__Document passage__:
Court Opinion

ID: 9462039
Source: CourtListenerOpinion
Date Created: 2023-08-04 22:30:27.826085+00
Date Added: 2024-06-11T17:37:22.403761
License: Public Domain

HUFSTEDLER, Circuit Judge,
with whom Circuit Judges BROWNING and ELY join, concurring specially:
I agree with the majority that the search was illegal. I disagree with the majority’s dictum that the search would have been legal if it had been made by a probation officer.
I concur in the majority’s rationale that (1) the district court’s broad discretion in imposing conditions of probation is subject to the limitations that no condition of probation can be imposed that is not reasonably related to the rehabilitative purposes of the Federal Probation Act (18 U.S.C. § 3651) and to the legitimate needs of law enforcement in protecting the public; and (2) a condition of probation that infringes a probationer’s constitutionally protected right to be free from unreasonable searches and seizures cannot be deemed to be reasonable.1 The condition of probation in question failed on both counts and therefore could not be relied upon to justify this search. That determination disposes of this case because no ground exists, other than the probation condition, which arguably could validate the search.
I cannot concur in the majority’s essay purporting to validate warrantless searches of probationers’ persons and dwellings (whether or not based on a *268probation condition), subject only to the limitation that the search must appear reasonable in some post-search proceeding in which the admissibility of the fruits of the search is questioned. I have fully expressed my view that a warrant is required to sustain a search by a parole officer of his parolee’s home, unless the particular search falls within one of the heretofore clearly delineated exceptions to the warrant requirement. (Latta v. Fitzharris (9th Cir. 1975), ante, 521 F.2d 246, 254 (op’n, Hufste-dler, J., dissenting).) The same reasoning applies to a probation officer’s searches of his probationer’s person and home.

__What needs to be done__:
Return the passage of the concurring opinion that begins at the words "I cannot concur" and stops after the words "person and home.". You won't need the entries that follow the concurring opinion.

__Document layout analysis data__:
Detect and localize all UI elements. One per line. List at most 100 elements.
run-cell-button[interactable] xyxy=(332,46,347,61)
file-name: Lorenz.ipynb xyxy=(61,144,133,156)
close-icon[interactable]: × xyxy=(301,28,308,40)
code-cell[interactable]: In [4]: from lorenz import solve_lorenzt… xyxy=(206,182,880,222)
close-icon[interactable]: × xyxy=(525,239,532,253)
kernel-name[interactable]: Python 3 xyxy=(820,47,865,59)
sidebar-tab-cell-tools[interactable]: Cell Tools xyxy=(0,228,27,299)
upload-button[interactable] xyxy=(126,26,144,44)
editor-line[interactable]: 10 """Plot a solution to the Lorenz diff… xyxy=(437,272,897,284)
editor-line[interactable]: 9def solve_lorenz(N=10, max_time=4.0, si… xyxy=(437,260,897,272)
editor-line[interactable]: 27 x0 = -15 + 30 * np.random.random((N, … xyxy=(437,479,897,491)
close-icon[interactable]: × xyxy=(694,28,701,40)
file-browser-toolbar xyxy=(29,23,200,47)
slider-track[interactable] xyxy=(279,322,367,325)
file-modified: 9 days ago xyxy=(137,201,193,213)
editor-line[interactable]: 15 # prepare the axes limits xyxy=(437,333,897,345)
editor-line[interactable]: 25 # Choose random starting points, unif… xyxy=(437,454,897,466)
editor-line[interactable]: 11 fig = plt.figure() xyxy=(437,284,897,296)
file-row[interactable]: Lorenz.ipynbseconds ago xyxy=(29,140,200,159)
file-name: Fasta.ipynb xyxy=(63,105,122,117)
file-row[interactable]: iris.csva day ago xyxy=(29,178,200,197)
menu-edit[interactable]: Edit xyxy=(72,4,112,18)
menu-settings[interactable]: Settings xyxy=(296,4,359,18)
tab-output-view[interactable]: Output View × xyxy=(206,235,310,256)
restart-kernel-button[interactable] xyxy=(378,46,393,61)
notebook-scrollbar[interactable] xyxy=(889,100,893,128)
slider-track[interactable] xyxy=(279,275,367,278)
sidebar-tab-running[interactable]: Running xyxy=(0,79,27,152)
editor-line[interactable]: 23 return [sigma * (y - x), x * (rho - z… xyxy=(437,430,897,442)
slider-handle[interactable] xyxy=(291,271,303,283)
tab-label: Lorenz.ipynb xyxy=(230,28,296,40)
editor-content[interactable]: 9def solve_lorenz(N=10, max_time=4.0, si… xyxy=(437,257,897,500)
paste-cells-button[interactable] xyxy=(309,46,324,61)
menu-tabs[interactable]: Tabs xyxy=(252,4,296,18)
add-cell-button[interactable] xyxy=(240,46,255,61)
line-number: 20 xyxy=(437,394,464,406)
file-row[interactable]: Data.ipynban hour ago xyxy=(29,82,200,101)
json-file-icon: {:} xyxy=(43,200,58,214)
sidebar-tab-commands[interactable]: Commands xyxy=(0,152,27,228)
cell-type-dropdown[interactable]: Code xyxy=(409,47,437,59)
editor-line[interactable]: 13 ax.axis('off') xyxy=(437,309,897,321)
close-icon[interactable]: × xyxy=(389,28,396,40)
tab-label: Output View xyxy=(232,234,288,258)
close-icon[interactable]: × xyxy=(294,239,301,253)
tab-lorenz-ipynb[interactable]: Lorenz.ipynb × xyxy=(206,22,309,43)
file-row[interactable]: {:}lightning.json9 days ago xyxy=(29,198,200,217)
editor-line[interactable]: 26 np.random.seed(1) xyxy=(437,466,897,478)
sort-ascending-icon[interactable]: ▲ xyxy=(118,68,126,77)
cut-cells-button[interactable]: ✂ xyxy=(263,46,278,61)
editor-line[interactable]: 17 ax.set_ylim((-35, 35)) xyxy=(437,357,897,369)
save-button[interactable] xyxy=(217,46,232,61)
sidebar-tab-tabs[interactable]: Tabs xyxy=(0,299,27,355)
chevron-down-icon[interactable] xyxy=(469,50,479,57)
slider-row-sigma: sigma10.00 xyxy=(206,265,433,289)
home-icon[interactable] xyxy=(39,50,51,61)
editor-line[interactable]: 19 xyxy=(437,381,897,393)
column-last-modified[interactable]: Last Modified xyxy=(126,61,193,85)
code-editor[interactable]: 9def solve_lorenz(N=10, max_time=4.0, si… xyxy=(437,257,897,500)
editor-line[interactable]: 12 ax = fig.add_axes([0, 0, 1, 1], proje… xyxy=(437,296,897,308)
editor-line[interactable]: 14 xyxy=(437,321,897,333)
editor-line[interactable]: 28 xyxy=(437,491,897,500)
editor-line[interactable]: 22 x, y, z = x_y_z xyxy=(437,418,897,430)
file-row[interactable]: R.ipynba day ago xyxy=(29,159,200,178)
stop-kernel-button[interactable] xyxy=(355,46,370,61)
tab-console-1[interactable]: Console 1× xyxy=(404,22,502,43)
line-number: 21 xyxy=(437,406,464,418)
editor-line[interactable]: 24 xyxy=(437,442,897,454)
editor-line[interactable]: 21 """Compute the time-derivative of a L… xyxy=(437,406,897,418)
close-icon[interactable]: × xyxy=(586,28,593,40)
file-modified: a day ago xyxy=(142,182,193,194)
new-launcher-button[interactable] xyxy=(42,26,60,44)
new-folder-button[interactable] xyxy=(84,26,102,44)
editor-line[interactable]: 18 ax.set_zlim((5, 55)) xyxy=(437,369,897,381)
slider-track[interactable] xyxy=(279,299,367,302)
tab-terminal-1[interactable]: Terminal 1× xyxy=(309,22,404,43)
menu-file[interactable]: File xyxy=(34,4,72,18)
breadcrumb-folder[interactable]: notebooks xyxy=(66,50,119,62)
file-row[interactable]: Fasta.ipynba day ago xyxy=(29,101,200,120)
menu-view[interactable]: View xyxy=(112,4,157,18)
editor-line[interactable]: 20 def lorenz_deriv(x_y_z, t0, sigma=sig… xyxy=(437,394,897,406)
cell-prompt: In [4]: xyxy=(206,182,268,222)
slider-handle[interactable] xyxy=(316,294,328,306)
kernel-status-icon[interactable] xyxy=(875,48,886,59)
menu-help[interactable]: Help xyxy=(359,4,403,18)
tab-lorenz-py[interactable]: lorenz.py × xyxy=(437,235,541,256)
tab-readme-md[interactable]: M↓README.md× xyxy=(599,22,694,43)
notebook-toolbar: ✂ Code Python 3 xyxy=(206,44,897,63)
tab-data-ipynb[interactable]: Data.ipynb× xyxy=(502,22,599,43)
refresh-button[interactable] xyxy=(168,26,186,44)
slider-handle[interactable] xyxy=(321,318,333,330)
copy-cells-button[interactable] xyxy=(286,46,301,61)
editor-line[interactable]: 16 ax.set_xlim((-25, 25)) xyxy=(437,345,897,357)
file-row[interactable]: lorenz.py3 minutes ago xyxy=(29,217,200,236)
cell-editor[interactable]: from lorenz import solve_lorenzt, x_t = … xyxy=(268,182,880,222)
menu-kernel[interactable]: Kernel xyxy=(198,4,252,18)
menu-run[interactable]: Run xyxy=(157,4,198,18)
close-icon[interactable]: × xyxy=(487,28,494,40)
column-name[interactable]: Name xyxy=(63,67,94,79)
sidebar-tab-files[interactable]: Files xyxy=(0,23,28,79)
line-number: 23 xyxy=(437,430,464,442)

__Written response__:
I cannot concur in the majority’s essay purporting to validate warrantless searches of probationers’ persons and dwellings (whether or not based on a *268probation condition), subject only to the limitation that the search must appear reasonable in some post-search proceeding in which the admissibility of the fruits of the search is questioned. I have fully expressed my view that a warrant is required to sustain a search by a parole officer of his parolee’s home, unless the particular search falls within one of the heretofore clearly delineated exceptions to the warrant requirement. (Latta v. Fitzharris (9th Cir. 1975), ante, 521 F.2d 246, 254 (op’n, Hufste-dler, J., dissenting).) The same reasoning applies to a probation officer’s searches of his probationer’s person and home.